Given exercise: What is the number of lines in the entries below that include the word "lxix"? Provide the number only.

───

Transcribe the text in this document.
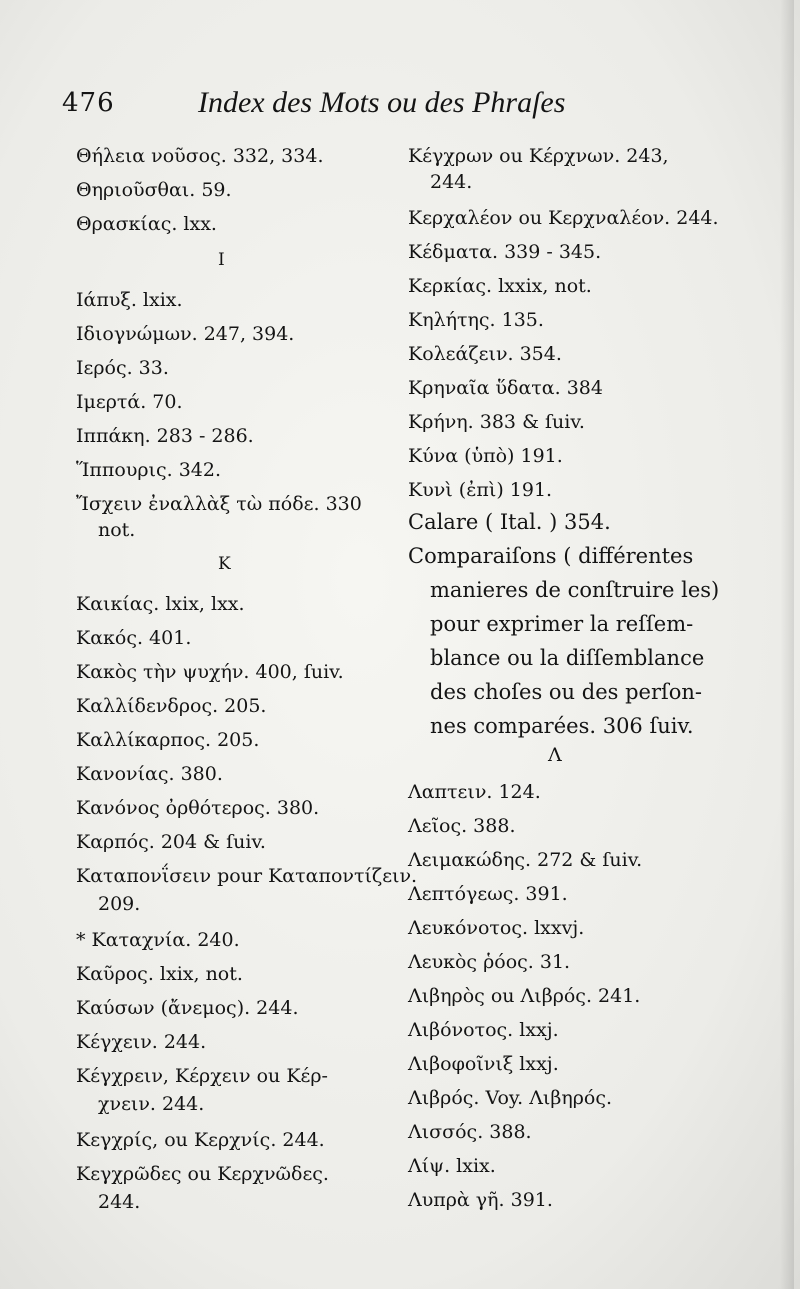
476	Index des Mots ou des Phraſes
Θήλεια νοῦσος. 332, 334.
Θηριοῦσθαι. 59.
Θρασκίας. lxx.
I
Ιάπυξ. lxix.
Ιδιογνώμων. 247, 394.
Ιερός. 33.
Ιμερτά. 70.
Ιππάκη. 283 - 286.
Ἵππουρις. 342.
Ἴσχειν ἐναλλὰξ τὼ πόδε. 330
not.
K
Καικίας. lxix, lxx.
Κακός. 401.
Κακὸς τὴν ψυχήν. 400, ſuiv.
Καλλίδενδρος. 205.
Καλλίκαρπος. 205.
Κανονίας. 380.
Κανόνος ὀρθότερος. 380.
Καρπός. 204 & ſuiv.
Καταπονΐσειν pour Καταποντίζειν.
209.
* Καταχνία. 240.
Καῦρος. lxix, not.
Καύσων (ἄνεμος). 244.
Κέγχειν. 244.
Κέγχρειν, Κέρχειν ou Κέρ-
χνειν. 244.
Κεγχρίς, ou Κερχνίς. 244.
Κεγχρῶδες ou Κερχνῶδες.
244.
Κέγχρων ou Κέρχνων. 243,
244.
Κερχαλέον ou Κερχναλέον. 244.
Κέδματα. 339 - 345.
Κερκίας. lxxix, not.
Κηλήτης. 135.
Κολεάζειν. 354.
Κρηναῖα ὕδατα. 384
Κρήνη. 383 & ſuiv.
Κύνα (ὑπὸ) 191.
Κυνὶ (ἐπὶ) 191.
Calare ( Ital. ) 354.
Comparaiſons ( différentes
manieres de conſtruire les)
pour exprimer la reſſem-
blance ou la diſſemblance
des choſes ou des perſon-
nes comparées. 306 ſuiv.
Λ
Λαπτειν. 124.
Λεῖος. 388.
Λειμακώδης. 272 & ſuiv.
Λεπτόγεως. 391.
Λευκόνοτος. lxxvj.
Λευκὸς ῥόος. 31.
Λιβηρὸς ou Λιβρός. 241.
Λιβόνοτος. lxxj.
Λιβοφοῖνιξ lxxj.
Λιβρός. Voy. Λιβηρός.
Λισσός. 388.
Λίψ. lxix.
Λυπρὰ γῆ. 391.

───

Full output: 4